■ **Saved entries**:
=-=-=-=-=

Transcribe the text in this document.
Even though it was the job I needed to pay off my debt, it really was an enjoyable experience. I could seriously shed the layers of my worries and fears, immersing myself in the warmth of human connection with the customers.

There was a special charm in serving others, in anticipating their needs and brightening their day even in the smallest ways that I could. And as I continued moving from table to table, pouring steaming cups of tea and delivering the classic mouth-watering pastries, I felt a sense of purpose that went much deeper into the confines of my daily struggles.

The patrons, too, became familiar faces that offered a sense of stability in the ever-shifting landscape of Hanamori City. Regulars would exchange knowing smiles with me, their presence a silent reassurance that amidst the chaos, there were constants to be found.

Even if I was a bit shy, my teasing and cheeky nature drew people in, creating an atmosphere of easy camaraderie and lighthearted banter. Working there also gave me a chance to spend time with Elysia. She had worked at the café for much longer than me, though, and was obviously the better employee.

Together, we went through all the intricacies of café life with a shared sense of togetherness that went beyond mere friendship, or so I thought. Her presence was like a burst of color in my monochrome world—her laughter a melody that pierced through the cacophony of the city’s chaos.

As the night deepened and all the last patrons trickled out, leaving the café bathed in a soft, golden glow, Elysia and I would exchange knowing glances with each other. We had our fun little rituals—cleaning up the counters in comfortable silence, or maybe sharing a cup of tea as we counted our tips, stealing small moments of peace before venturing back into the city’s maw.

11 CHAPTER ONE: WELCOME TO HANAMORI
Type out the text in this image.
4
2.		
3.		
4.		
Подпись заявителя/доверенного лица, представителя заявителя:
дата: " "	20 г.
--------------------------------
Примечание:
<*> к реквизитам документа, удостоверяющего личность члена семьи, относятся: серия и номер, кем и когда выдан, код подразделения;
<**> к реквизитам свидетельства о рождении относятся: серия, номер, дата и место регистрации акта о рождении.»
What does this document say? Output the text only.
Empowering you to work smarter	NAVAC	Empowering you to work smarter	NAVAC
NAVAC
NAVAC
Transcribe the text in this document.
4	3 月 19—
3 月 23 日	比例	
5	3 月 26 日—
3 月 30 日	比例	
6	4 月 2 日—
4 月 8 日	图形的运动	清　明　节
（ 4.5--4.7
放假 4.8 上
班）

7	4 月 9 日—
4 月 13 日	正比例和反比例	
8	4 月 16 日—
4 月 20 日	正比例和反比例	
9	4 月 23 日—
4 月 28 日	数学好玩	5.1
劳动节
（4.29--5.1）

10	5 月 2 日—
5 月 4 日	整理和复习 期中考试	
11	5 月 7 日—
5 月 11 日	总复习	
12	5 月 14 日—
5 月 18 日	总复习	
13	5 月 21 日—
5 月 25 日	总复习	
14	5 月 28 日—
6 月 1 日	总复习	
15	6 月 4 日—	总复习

=-=-=-=-=

■ **JOB**:
Say the number of lines in the records above that include the string "серия", and no more.

■ **RESULT FOR THIS TASK**:
2